-- start Exercise inputs --
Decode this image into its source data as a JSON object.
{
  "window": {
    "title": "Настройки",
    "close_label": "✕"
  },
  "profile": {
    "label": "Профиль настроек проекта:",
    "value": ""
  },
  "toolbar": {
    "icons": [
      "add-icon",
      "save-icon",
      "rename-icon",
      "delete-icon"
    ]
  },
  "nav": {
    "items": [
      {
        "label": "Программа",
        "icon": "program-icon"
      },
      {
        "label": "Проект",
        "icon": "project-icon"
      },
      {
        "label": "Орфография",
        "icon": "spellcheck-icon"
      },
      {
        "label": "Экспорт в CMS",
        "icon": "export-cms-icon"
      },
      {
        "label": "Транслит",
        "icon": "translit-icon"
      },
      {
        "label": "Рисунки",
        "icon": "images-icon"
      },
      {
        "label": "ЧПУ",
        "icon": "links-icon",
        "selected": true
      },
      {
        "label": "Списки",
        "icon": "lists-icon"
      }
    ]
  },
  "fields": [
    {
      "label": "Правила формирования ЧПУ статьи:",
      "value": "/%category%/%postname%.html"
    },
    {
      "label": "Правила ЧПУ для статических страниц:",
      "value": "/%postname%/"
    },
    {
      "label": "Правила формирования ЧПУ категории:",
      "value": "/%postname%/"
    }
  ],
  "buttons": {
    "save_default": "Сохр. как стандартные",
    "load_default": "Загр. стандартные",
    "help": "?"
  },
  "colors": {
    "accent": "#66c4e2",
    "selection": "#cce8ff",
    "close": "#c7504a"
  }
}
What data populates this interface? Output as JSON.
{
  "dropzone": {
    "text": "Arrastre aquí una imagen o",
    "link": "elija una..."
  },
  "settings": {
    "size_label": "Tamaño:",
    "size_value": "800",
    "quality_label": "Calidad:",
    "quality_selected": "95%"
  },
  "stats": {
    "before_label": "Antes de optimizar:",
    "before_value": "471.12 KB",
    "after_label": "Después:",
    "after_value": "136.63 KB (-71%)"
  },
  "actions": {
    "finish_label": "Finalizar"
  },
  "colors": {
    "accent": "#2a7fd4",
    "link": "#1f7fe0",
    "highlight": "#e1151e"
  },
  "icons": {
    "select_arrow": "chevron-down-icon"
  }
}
-- end Exercise inputs --
Task instructions
The records above should be returned exactly.

Written answer
Decode this image into its source data as a JSON object.
{
  "window": {
    "title": "Настройки",
    "close_label": "✕"
  },
  "profile": {
    "label": "Профиль настроек проекта:",
    "value": ""
  },
  "toolbar": {
    "icons": [
      "add-icon",
      "save-icon",
      "rename-icon",
      "delete-icon"
    ]
  },
  "nav": {
    "items": [
      {
        "label": "Программа",
        "icon": "program-icon"
      },
      {
        "label": "Проект",
        "icon": "project-icon"
      },
      {
        "label": "Орфография",
        "icon": "spellcheck-icon"
      },
      {
        "label": "Экспорт в CMS",
        "icon": "export-cms-icon"
      },
      {
        "label": "Транслит",
        "icon": "translit-icon"
      },
      {
        "label": "Рисунки",
        "icon": "images-icon"
      },
      {
        "label": "ЧПУ",
        "icon": "links-icon",
        "selected": true
      },
      {
        "label": "Списки",
        "icon": "lists-icon"
      }
    ]
  },
  "fields": [
    {
      "label": "Правила формирования ЧПУ статьи:",
      "value": "/%category%/%postname%.html"
    },
    {
      "label": "Правила ЧПУ для статических страниц:",
      "value": "/%postname%/"
    },
    {
      "label": "Правила формирования ЧПУ категории:",
      "value": "/%postname%/"
    }
  ],
  "buttons": {
    "save_default": "Сохр. как стандартные",
    "load_default": "Загр. стандартные",
    "help": "?"
  },
  "colors": {
    "accent": "#66c4e2",
    "selection": "#cce8ff",
    "close": "#c7504a"
  }
}
What data populates this interface? Output as JSON.
{
  "dropzone": {
    "text": "Arrastre aquí una imagen o",
    "link": "elija una..."
  },
  "settings": {
    "size_label": "Tamaño:",
    "size_value": "800",
    "quality_label": "Calidad:",
    "quality_selected": "95%"
  },
  "stats": {
    "before_label": "Antes de optimizar:",
    "before_value": "471.12 KB",
    "after_label": "Después:",
    "after_value": "136.63 KB (-71%)"
  },
  "actions": {
    "finish_label": "Finalizar"
  },
  "colors": {
    "accent": "#2a7fd4",
    "link": "#1f7fe0",
    "highlight": "#e1151e"
  },
  "icons": {
    "select_arrow": "chevron-down-icon"
  }
}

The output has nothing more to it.